Aim of the exercise:
Transcribe every entry word for word. Skip the pictures.

Records that describe figures

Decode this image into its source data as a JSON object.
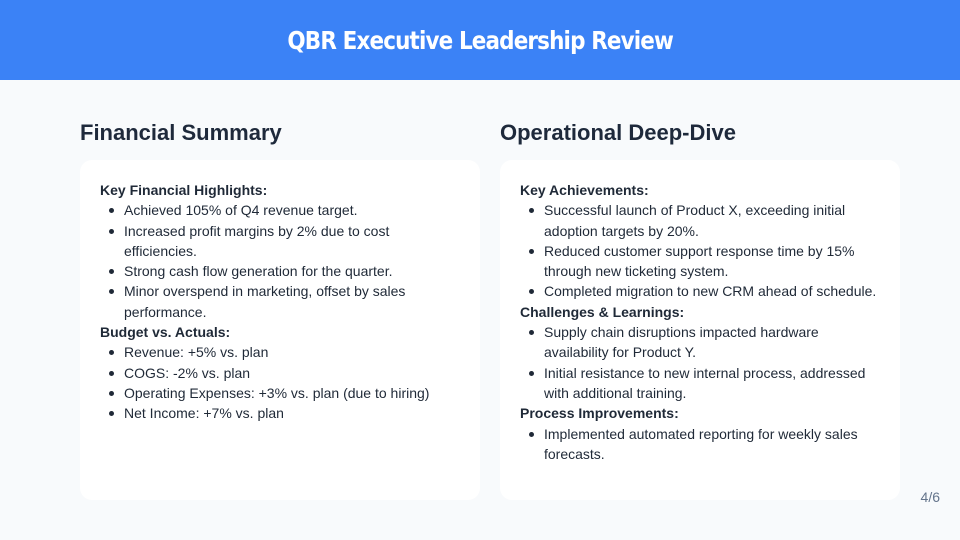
{
  "header": {
    "title": "QBR Executive Leadership Review",
    "color": "#3b82f6"
  },
  "columns": [
    {
      "title": "Financial Summary",
      "sections": [
        {
          "title": "Key Financial Highlights:",
          "items": [
            "Achieved 105% of Q4 revenue target.",
            "Increased profit margins by 2% due to cost efficiencies.",
            "Strong cash flow generation for the quarter.",
            "Minor overspend in marketing, offset by sales performance."
          ]
        },
        {
          "title": "Budget vs. Actuals:",
          "items": [
            "Revenue: +5% vs. plan",
            "COGS: -2% vs. plan",
            "Operating Expenses: +3% vs. plan (due to hiring)",
            "Net Income: +7% vs. plan"
          ]
        }
      ]
    },
    {
      "title": "Operational Deep-Dive",
      "sections": [
        {
          "title": "Key Achievements:",
          "items": [
            "Successful launch of Product X, exceeding initial adoption targets by 20%.",
            "Reduced customer support response time by 15% through new ticketing system.",
            "Completed migration to new CRM ahead of schedule."
          ]
        },
        {
          "title": "Challenges & Learnings:",
          "items": [
            "Supply chain disruptions impacted hardware availability for Product Y.",
            "Initial resistance to new internal process, addressed with additional training."
          ]
        },
        {
          "title": "Process Improvements:",
          "items": [
            "Implemented automated reporting for weekly sales forecasts."
          ]
        }
      ]
    }
  ],
  "footer": {
    "page_number": "4/6"
  }
}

Task response:
Decode this image into its source data as a JSON object.
{
  "header": {
    "title": "QBR Executive Leadership Review",
    "color": "#3b82f6"
  },
  "columns": [
    {
      "title": "Financial Summary",
      "sections": [
        {
          "title": "Key Financial Highlights:",
          "items": [
            "Achieved 105% of Q4 revenue target.",
            "Increased profit margins by 2% due to cost efficiencies.",
            "Strong cash flow generation for the quarter.",
            "Minor overspend in marketing, offset by sales performance."
          ]
        },
        {
          "title": "Budget vs. Actuals:",
          "items": [
            "Revenue: +5% vs. plan",
            "COGS: -2% vs. plan",
            "Operating Expenses: +3% vs. plan (due to hiring)",
            "Net Income: +7% vs. plan"
          ]
        }
      ]
    },
    {
      "title": "Operational Deep-Dive",
      "sections": [
        {
          "title": "Key Achievements:",
          "items": [
            "Successful launch of Product X, exceeding initial adoption targets by 20%.",
            "Reduced customer support response time by 15% through new ticketing system.",
            "Completed migration to new CRM ahead of schedule."
          ]
        },
        {
          "title": "Challenges & Learnings:",
          "items": [
            "Supply chain disruptions impacted hardware availability for Product Y.",
            "Initial resistance to new internal process, addressed with additional training."
          ]
        },
        {
          "title": "Process Improvements:",
          "items": [
            "Implemented automated reporting for weekly sales forecasts."
          ]
        }
      ]
    }
  ],
  "footer": {
    "page_number": "4/6"
  }
}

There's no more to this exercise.